* SET EXERCISE: Output the records exactly as they appear, with no pictures included.

* DATA SUPPLIED:
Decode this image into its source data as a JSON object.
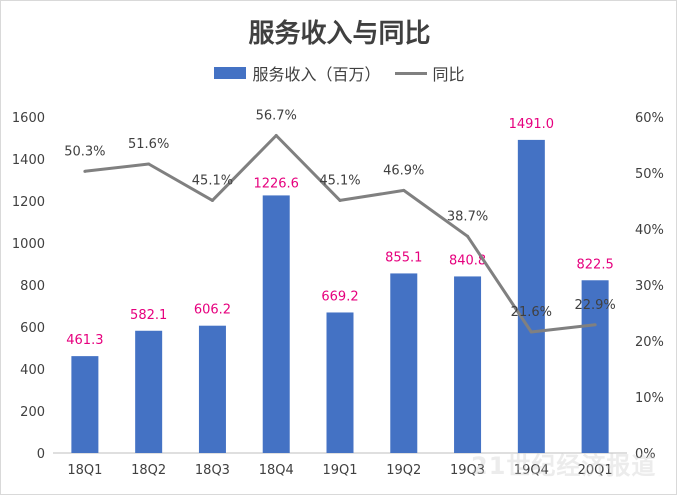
{
  "chart_data": {
    "type": "bar",
    "title": "服务收入与同比",
    "categories": [
      "18Q1",
      "18Q2",
      "18Q3",
      "18Q4",
      "19Q1",
      "19Q2",
      "19Q3",
      "19Q4",
      "20Q1"
    ],
    "series": [
      {
        "name": "服务收入（百万）",
        "type": "bar",
        "axis": "left",
        "values": [
          461.3,
          582.1,
          606.2,
          1226.6,
          669.2,
          855.1,
          840.8,
          1491.0,
          822.5
        ],
        "labels": [
          "461.3",
          "582.1",
          "606.2",
          "1226.6",
          "669.2",
          "855.1",
          "840.8",
          "1491.0",
          "822.5"
        ]
      },
      {
        "name": "同比",
        "type": "line",
        "axis": "right",
        "values": [
          50.3,
          51.6,
          45.1,
          56.7,
          45.1,
          46.9,
          38.7,
          21.6,
          22.9
        ],
        "labels": [
          "50.3%",
          "51.6%",
          "45.1%",
          "56.7%",
          "45.1%",
          "46.9%",
          "38.7%",
          "21.6%",
          "22.9%"
        ]
      }
    ],
    "ylim_left": [
      0,
      1600
    ],
    "ylim_right": [
      0,
      60
    ],
    "left_ticks": [
      "0",
      "200",
      "400",
      "600",
      "800",
      "1000",
      "1200",
      "1400",
      "1600"
    ],
    "right_ticks": [
      "0%",
      "10%",
      "20%",
      "30%",
      "40%",
      "50%",
      "60%"
    ],
    "legend_position": "top",
    "grid": false
  },
  "colors": {
    "bar": "#4472c4",
    "line": "#808080",
    "bar_label": "#e6007e",
    "text": "#404040"
  },
  "watermark": {
    "text": "21世纪经济报道"
  }
}
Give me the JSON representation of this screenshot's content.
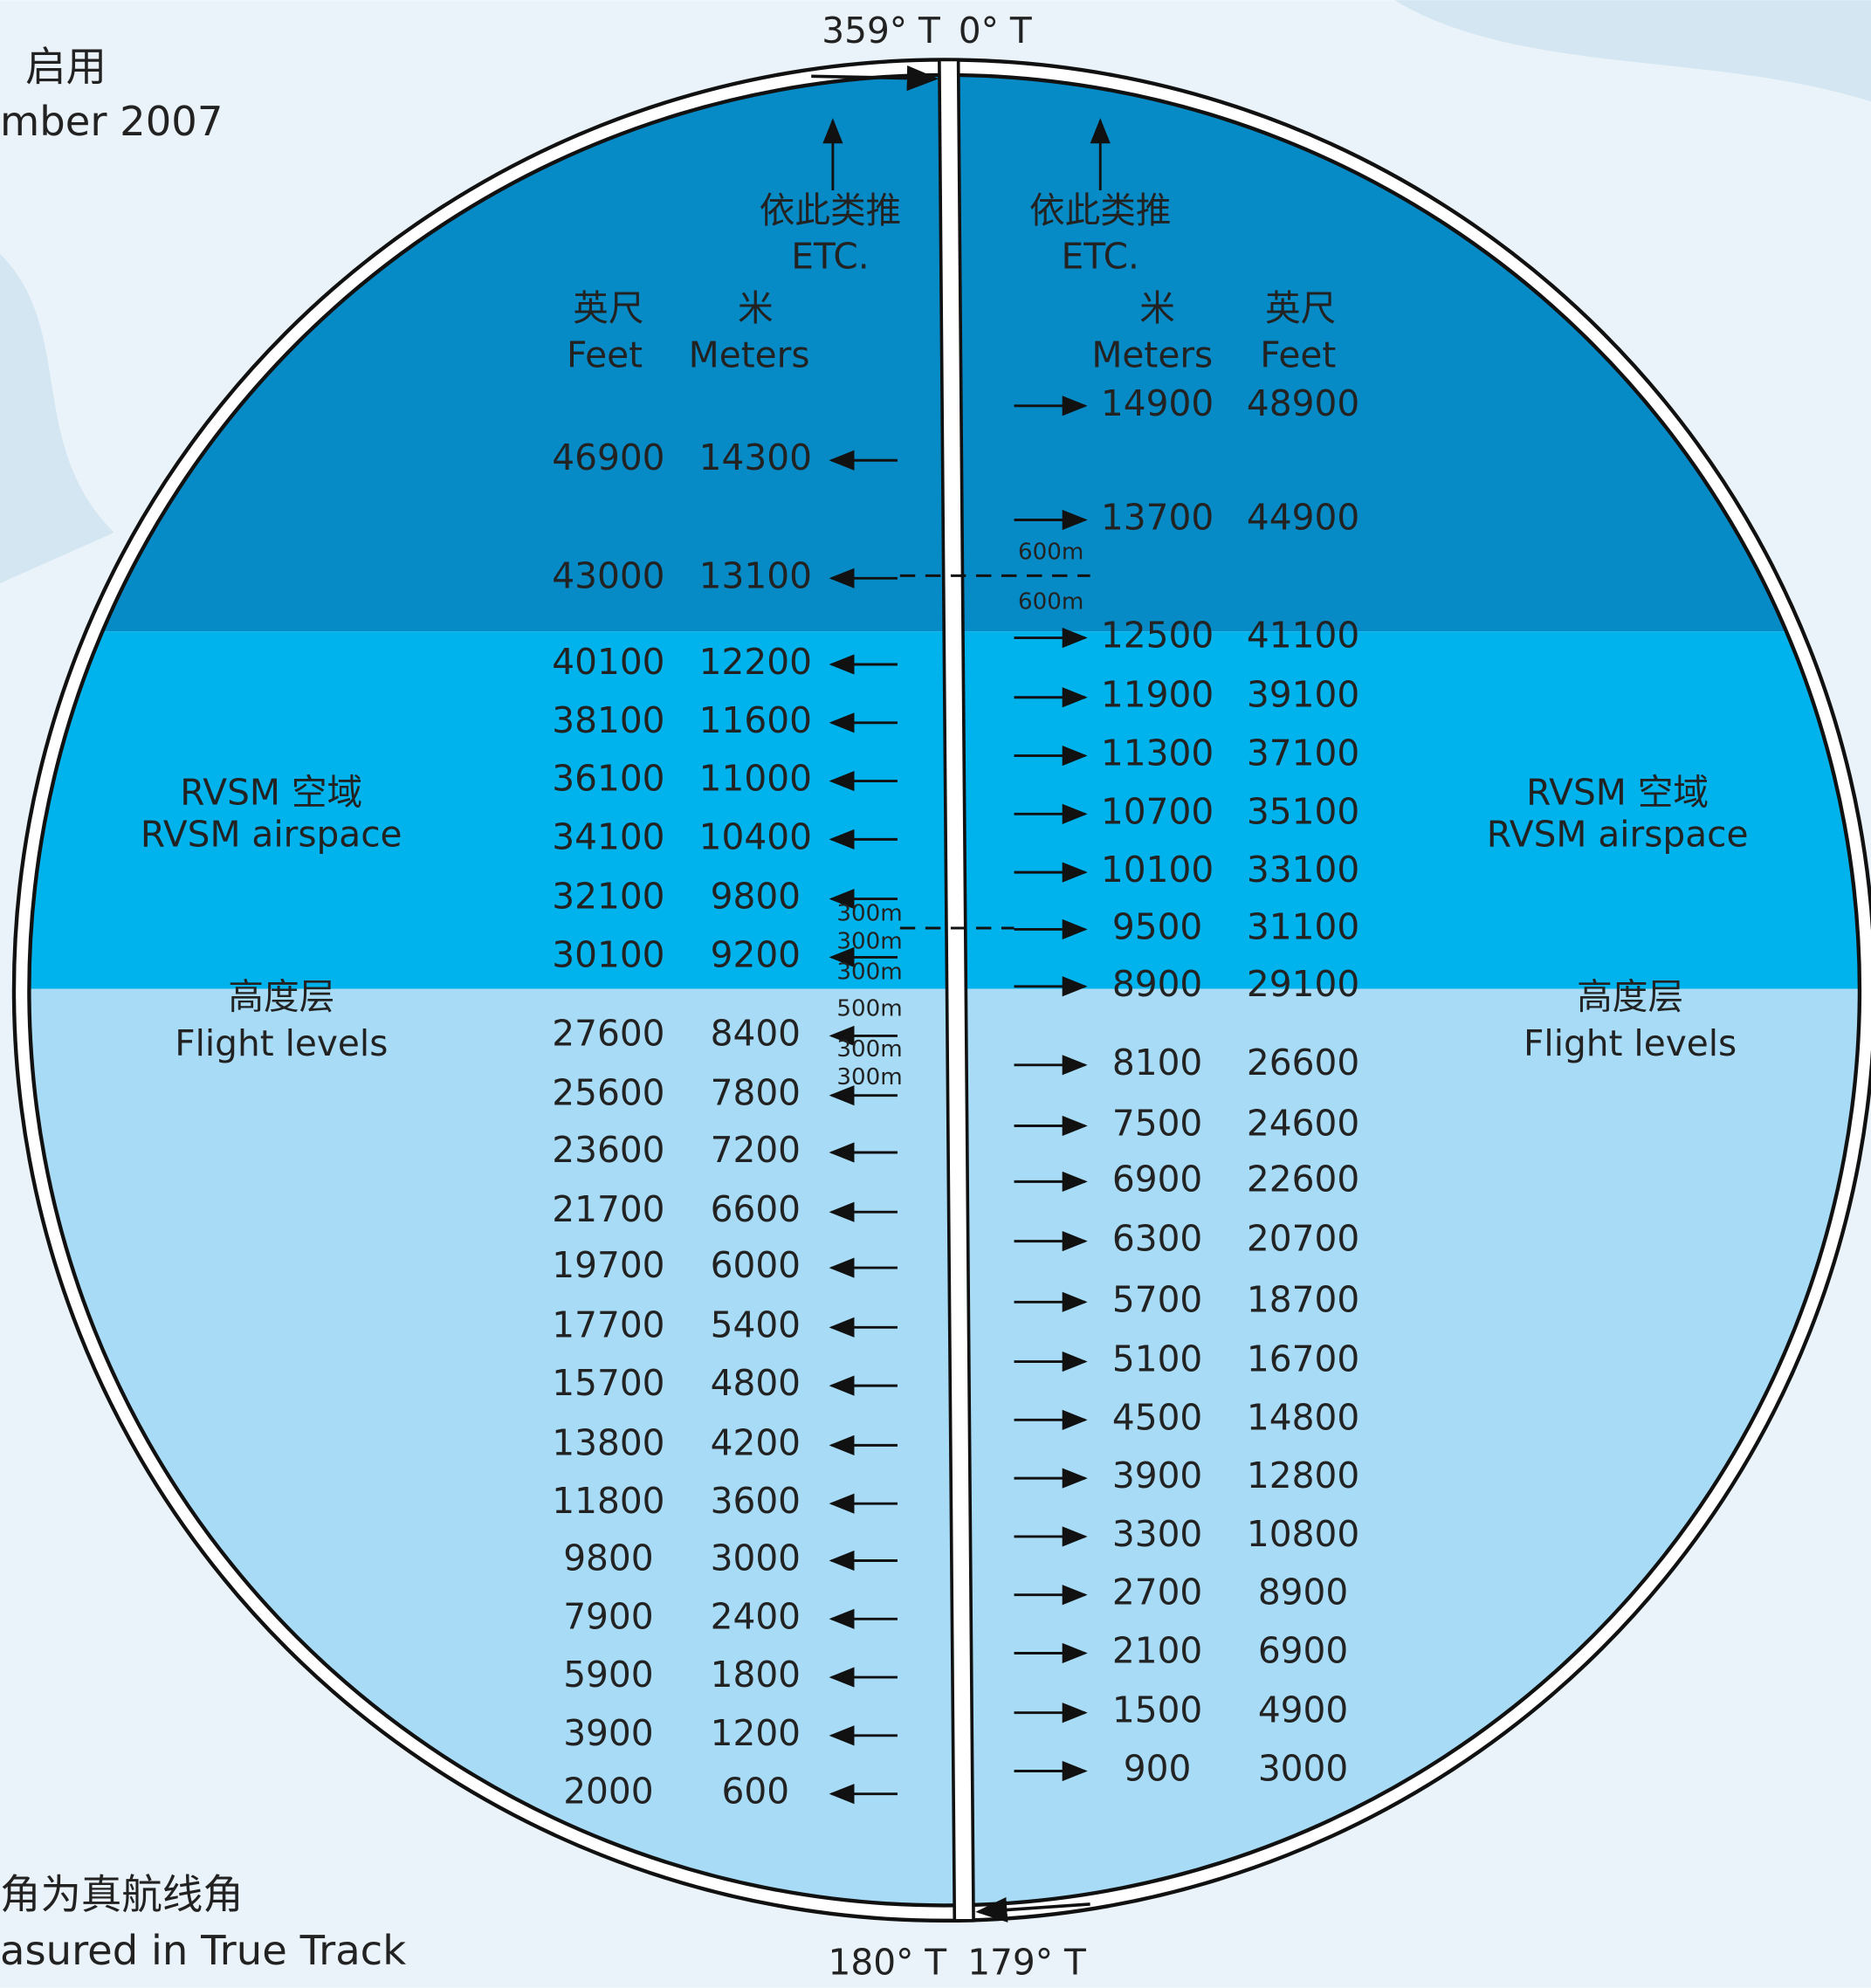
{
  "header": {
    "line1": "启用",
    "line2": "mber 2007"
  },
  "footer": {
    "line1": "角为真航线角",
    "line2": "asured in True Track"
  },
  "compass": {
    "north_left": "359° T",
    "north_right": "0° T",
    "south_left": "180° T",
    "south_right": "179° T"
  },
  "left": {
    "etc_cn": "依此类推",
    "etc_en": "ETC.",
    "feet_cn": "英尺",
    "feet_en": "Feet",
    "meters_cn": "米",
    "meters_en": "Meters",
    "levels": [
      {
        "feet": 46900,
        "meters": 14300
      },
      {
        "feet": 43000,
        "meters": 13100
      },
      {
        "feet": 40100,
        "meters": 12200
      },
      {
        "feet": 38100,
        "meters": 11600
      },
      {
        "feet": 36100,
        "meters": 11000
      },
      {
        "feet": 34100,
        "meters": 10400
      },
      {
        "feet": 32100,
        "meters": 9800
      },
      {
        "feet": 30100,
        "meters": 9200
      },
      {
        "feet": 27600,
        "meters": 8400
      },
      {
        "feet": 25600,
        "meters": 7800
      },
      {
        "feet": 23600,
        "meters": 7200
      },
      {
        "feet": 21700,
        "meters": 6600
      },
      {
        "feet": 19700,
        "meters": 6000
      },
      {
        "feet": 17700,
        "meters": 5400
      },
      {
        "feet": 15700,
        "meters": 4800
      },
      {
        "feet": 13800,
        "meters": 4200
      },
      {
        "feet": 11800,
        "meters": 3600
      },
      {
        "feet": 9800,
        "meters": 3000
      },
      {
        "feet": 7900,
        "meters": 2400
      },
      {
        "feet": 5900,
        "meters": 1800
      },
      {
        "feet": 3900,
        "meters": 1200
      },
      {
        "feet": 2000,
        "meters": 600
      }
    ],
    "separations": [
      "300m",
      "300m",
      "300m",
      "500m",
      "300m",
      "300m"
    ]
  },
  "right": {
    "etc_cn": "依此类推",
    "etc_en": "ETC.",
    "meters_cn": "米",
    "meters_en": "Meters",
    "feet_cn": "英尺",
    "feet_en": "Feet",
    "levels": [
      {
        "meters": 14900,
        "feet": 48900
      },
      {
        "meters": 13700,
        "feet": 44900
      },
      {
        "meters": 12500,
        "feet": 41100
      },
      {
        "meters": 11900,
        "feet": 39100
      },
      {
        "meters": 11300,
        "feet": 37100
      },
      {
        "meters": 10700,
        "feet": 35100
      },
      {
        "meters": 10100,
        "feet": 33100
      },
      {
        "meters": 9500,
        "feet": 31100
      },
      {
        "meters": 8900,
        "feet": 29100
      },
      {
        "meters": 8100,
        "feet": 26600
      },
      {
        "meters": 7500,
        "feet": 24600
      },
      {
        "meters": 6900,
        "feet": 22600
      },
      {
        "meters": 6300,
        "feet": 20700
      },
      {
        "meters": 5700,
        "feet": 18700
      },
      {
        "meters": 5100,
        "feet": 16700
      },
      {
        "meters": 4500,
        "feet": 14800
      },
      {
        "meters": 3900,
        "feet": 12800
      },
      {
        "meters": 3300,
        "feet": 10800
      },
      {
        "meters": 2700,
        "feet": 8900
      },
      {
        "meters": 2100,
        "feet": 6900
      },
      {
        "meters": 1500,
        "feet": 4900
      },
      {
        "meters": 900,
        "feet": 3000
      }
    ],
    "separations": [
      "600m",
      "600m"
    ]
  },
  "zones": {
    "rvsm_left_cn": "RVSM 空域",
    "rvsm_left_en": "RVSM airspace",
    "fl_left_cn": "高度层",
    "fl_left_en": "Flight levels",
    "rvsm_right_cn": "RVSM 空域",
    "rvsm_right_en": "RVSM airspace",
    "fl_right_cn": "高度层",
    "fl_right_en": "Flight levels"
  }
}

* SOLUTION:
Decode this image into its source data as a JSON object.
{
  "chart_data": {
    "type": "bar",
    "title": "服务收入与同比",
    "categories": [
      "18Q1",
      "18Q2",
      "18Q3",
      "18Q4",
      "19Q1",
      "19Q2",
      "19Q3",
      "19Q4",
      "20Q1"
    ],
    "series": [
      {
        "name": "服务收入（百万）",
        "type": "bar",
        "axis": "left",
        "values": [
          461.3,
          582.1,
          606.2,
          1226.6,
          669.2,
          855.1,
          840.8,
          1491.0,
          822.5
        ],
        "labels": [
          "461.3",
          "582.1",
          "606.2",
          "1226.6",
          "669.2",
          "855.1",
          "840.8",
          "1491.0",
          "822.5"
        ]
      },
      {
        "name": "同比",
        "type": "line",
        "axis": "right",
        "values": [
          50.3,
          51.6,
          45.1,
          56.7,
          45.1,
          46.9,
          38.7,
          21.6,
          22.9
        ],
        "labels": [
          "50.3%",
          "51.6%",
          "45.1%",
          "56.7%",
          "45.1%",
          "46.9%",
          "38.7%",
          "21.6%",
          "22.9%"
        ]
      }
    ],
    "ylim_left": [
      0,
      1600
    ],
    "ylim_right": [
      0,
      60
    ],
    "left_ticks": [
      "0",
      "200",
      "400",
      "600",
      "800",
      "1000",
      "1200",
      "1400",
      "1600"
    ],
    "right_ticks": [
      "0%",
      "10%",
      "20%",
      "30%",
      "40%",
      "50%",
      "60%"
    ],
    "legend_position": "top",
    "grid": false
  },
  "colors": {
    "bar": "#4472c4",
    "line": "#808080",
    "bar_label": "#e6007e",
    "text": "#404040"
  },
  "watermark": {
    "text": "21世纪经济报道"
  }
}
Give me the JSON representation of this screenshot's content.
{
  "header": {
    "line1": "启用",
    "line2": "mber 2007"
  },
  "footer": {
    "line1": "角为真航线角",
    "line2": "asured in True Track"
  },
  "compass": {
    "north_left": "359° T",
    "north_right": "0° T",
    "south_left": "180° T",
    "south_right": "179° T"
  },
  "left": {
    "etc_cn": "依此类推",
    "etc_en": "ETC.",
    "feet_cn": "英尺",
    "feet_en": "Feet",
    "meters_cn": "米",
    "meters_en": "Meters",
    "levels": [
      {
        "feet": 46900,
        "meters": 14300
      },
      {
        "feet": 43000,
        "meters": 13100
      },
      {
        "feet": 40100,
        "meters": 12200
      },
      {
        "feet": 38100,
        "meters": 11600
      },
      {
        "feet": 36100,
        "meters": 11000
      },
      {
        "feet": 34100,
        "meters": 10400
      },
      {
        "feet": 32100,
        "meters": 9800
      },
      {
        "feet": 30100,
        "meters": 9200
      },
      {
        "feet": 27600,
        "meters": 8400
      },
      {
        "feet": 25600,
        "meters": 7800
      },
      {
        "feet": 23600,
        "meters": 7200
      },
      {
        "feet": 21700,
        "meters": 6600
      },
      {
        "feet": 19700,
        "meters": 6000
      },
      {
        "feet": 17700,
        "meters": 5400
      },
      {
        "feet": 15700,
        "meters": 4800
      },
      {
        "feet": 13800,
        "meters": 4200
      },
      {
        "feet": 11800,
        "meters": 3600
      },
      {
        "feet": 9800,
        "meters": 3000
      },
      {
        "feet": 7900,
        "meters": 2400
      },
      {
        "feet": 5900,
        "meters": 1800
      },
      {
        "feet": 3900,
        "meters": 1200
      },
      {
        "feet": 2000,
        "meters": 600
      }
    ],
    "separations": [
      "300m",
      "300m",
      "300m",
      "500m",
      "300m",
      "300m"
    ]
  },
  "right": {
    "etc_cn": "依此类推",
    "etc_en": "ETC.",
    "meters_cn": "米",
    "meters_en": "Meters",
    "feet_cn": "英尺",
    "feet_en": "Feet",
    "levels": [
      {
        "meters": 14900,
        "feet": 48900
      },
      {
        "meters": 13700,
        "feet": 44900
      },
      {
        "meters": 12500,
        "feet": 41100
      },
      {
        "meters": 11900,
        "feet": 39100
      },
      {
        "meters": 11300,
        "feet": 37100
      },
      {
        "meters": 10700,
        "feet": 35100
      },
      {
        "meters": 10100,
        "feet": 33100
      },
      {
        "meters": 9500,
        "feet": 31100
      },
      {
        "meters": 8900,
        "feet": 29100
      },
      {
        "meters": 8100,
        "feet": 26600
      },
      {
        "meters": 7500,
        "feet": 24600
      },
      {
        "meters": 6900,
        "feet": 22600
      },
      {
        "meters": 6300,
        "feet": 20700
      },
      {
        "meters": 5700,
        "feet": 18700
      },
      {
        "meters": 5100,
        "feet": 16700
      },
      {
        "meters": 4500,
        "feet": 14800
      },
      {
        "meters": 3900,
        "feet": 12800
      },
      {
        "meters": 3300,
        "feet": 10800
      },
      {
        "meters": 2700,
        "feet": 8900
      },
      {
        "meters": 2100,
        "feet": 6900
      },
      {
        "meters": 1500,
        "feet": 4900
      },
      {
        "meters": 900,
        "feet": 3000
      }
    ],
    "separations": [
      "600m",
      "600m"
    ]
  },
  "zones": {
    "rvsm_left_cn": "RVSM 空域",
    "rvsm_left_en": "RVSM airspace",
    "fl_left_cn": "高度层",
    "fl_left_en": "Flight levels",
    "rvsm_right_cn": "RVSM 空域",
    "rvsm_right_en": "RVSM airspace",
    "fl_right_cn": "高度层",
    "fl_right_en": "Flight levels"
  }
}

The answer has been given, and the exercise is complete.